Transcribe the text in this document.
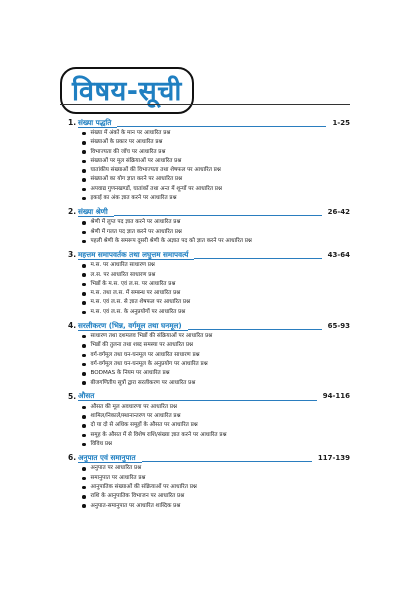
विषय-सूची
1. संख्या पद्धति	1-25
संख्या में अंकों के मान पर आधारित प्रश्न
संख्याओं के प्रकार पर आधारित प्रश्न
विभाज्यता की जाँच पर आधारित प्रश्न
संख्याओं पर मूल संक्रियाओं पर आधारित प्रश्न
घातांकीय संख्याओं की विभाज्यता तथा शेषफल पर आधारित प्रश्न
संख्याओं का योग ज्ञात करने पर आधारित प्रश्न
अपवाद्य गुणनखण्डों, घातांकों तथा अन्त में शून्यों पर आधारित प्रश्न
इकाई का अंक ज्ञात करने पर आधारित प्रश्न
2. संख्या श्रेणी	26-42
श्रेणी में लुप्त पद ज्ञात करने पर आधारित प्रश्न
श्रेणी में गलत पद ज्ञात करने पर आधारित प्रश्न
पहली श्रेणी के समरूप दूसरी श्रेणी के अज्ञात पद को ज्ञात करने पर आधारित प्रश्न
3. महत्तम समापवर्तक तथा लघुत्तम समापवर्त्य	43-64
म.स. पर आधारित साधारण प्रश्न
ल.स. पर आधारित साधारण प्रश्न
भिन्नों के म.स. एवं ल.स. पर आधारित प्रश्न
म.स. तथा ल.स. में सम्बन्ध पर आधारित प्रश्न
म.स. एवं ल.स. से ज्ञात शेषफल पर आधारित प्रश्न
म.स. एवं ल.स. के अनुप्रयोगों पर आधारित प्रश्न
4. सरलीकरण (भिन्न, वर्गमूल तथा घनमूल)	65-93
साधारण तथा दशमलव भिन्नों की संक्रियाओं पर आधारित प्रश्न
भिन्नों की तुलना तथा शब्द समस्या पर आधारित प्रश्न
वर्ग-वर्गमूल तथा घन-घनमूल पर आधारित साधारण प्रश्न
वर्ग-वर्गमूल तथा घन-घनमूल के अनुप्रयोग पर आधारित प्रश्न
BODMAS के नियम पर आधारित प्रश्न
बीजगणितीय सूत्रों द्वारा सरलीकरण पर आधारित प्रश्न
5. औसत	94-116
औसत की मूल अवधारणा पर आधारित प्रश्न
शामिल/निकाले/स्थानान्तरण पर आधारित प्रश्न
दो या दो से अधिक समूहों के औसत पर आधारित प्रश्न
समूह के औसत में से विशेष राशि/संख्या ज्ञात करने पर आधारित प्रश्न
विविध प्रश्न
6. अनुपात एवं समानुपात	117-139
अनुपात पर आधारित प्रश्न
समानुपात पर आधारित प्रश्न
आनुपातिक संख्याओं की संक्रियाओं पर आधारित प्रश्न
राशि के आनुपातिक विभाजन पर आधारित प्रश्न
अनुपात-समानुपात पर आधारित शाब्दिक प्रश्न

● ● ● ● ● ● ●

■ **WHAT YOU NEED TO DO**: Copy out all of the data word for word. Do not carry over any picture.

■ **RESULT OF THIS EXERCISE**:
Transcribe the text in this document.
विषय-सूची
1. संख्या पद्धति	1-25
संख्या में अंकों के मान पर आधारित प्रश्न
संख्याओं के प्रकार पर आधारित प्रश्न
विभाज्यता की जाँच पर आधारित प्रश्न
संख्याओं पर मूल संक्रियाओं पर आधारित प्रश्न
घातांकीय संख्याओं की विभाज्यता तथा शेषफल पर आधारित प्रश्न
संख्याओं का योग ज्ञात करने पर आधारित प्रश्न
अपवाद्य गुणनखण्डों, घातांकों तथा अन्त में शून्यों पर आधारित प्रश्न
इकाई का अंक ज्ञात करने पर आधारित प्रश्न
2. संख्या श्रेणी	26-42
श्रेणी में लुप्त पद ज्ञात करने पर आधारित प्रश्न
श्रेणी में गलत पद ज्ञात करने पर आधारित प्रश्न
पहली श्रेणी के समरूप दूसरी श्रेणी के अज्ञात पद को ज्ञात करने पर आधारित प्रश्न
3. महत्तम समापवर्तक तथा लघुत्तम समापवर्त्य	43-64
म.स. पर आधारित साधारण प्रश्न
ल.स. पर आधारित साधारण प्रश्न
भिन्नों के म.स. एवं ल.स. पर आधारित प्रश्न
म.स. तथा ल.स. में सम्बन्ध पर आधारित प्रश्न
म.स. एवं ल.स. से ज्ञात शेषफल पर आधारित प्रश्न
म.स. एवं ल.स. के अनुप्रयोगों पर आधारित प्रश्न
4. सरलीकरण (भिन्न, वर्गमूल तथा घनमूल)	65-93
साधारण तथा दशमलव भिन्नों की संक्रियाओं पर आधारित प्रश्न
भिन्नों की तुलना तथा शब्द समस्या पर आधारित प्रश्न
वर्ग-वर्गमूल तथा घन-घनमूल पर आधारित साधारण प्रश्न
वर्ग-वर्गमूल तथा घन-घनमूल के अनुप्रयोग पर आधारित प्रश्न
BODMAS के नियम पर आधारित प्रश्न
बीजगणितीय सूत्रों द्वारा सरलीकरण पर आधारित प्रश्न
5. औसत	94-116
औसत की मूल अवधारणा पर आधारित प्रश्न
शामिल/निकाले/स्थानान्तरण पर आधारित प्रश्न
दो या दो से अधिक समूहों के औसत पर आधारित प्रश्न
समूह के औसत में से विशेष राशि/संख्या ज्ञात करने पर आधारित प्रश्न
विविध प्रश्न
6. अनुपात एवं समानुपात	117-139
अनुपात पर आधारित प्रश्न
समानुपात पर आधारित प्रश्न
आनुपातिक संख्याओं की संक्रियाओं पर आधारित प्रश्न
राशि के आनुपातिक विभाजन पर आधारित प्रश्न
अनुपात-समानुपात पर आधारित शाब्दिक प्रश्न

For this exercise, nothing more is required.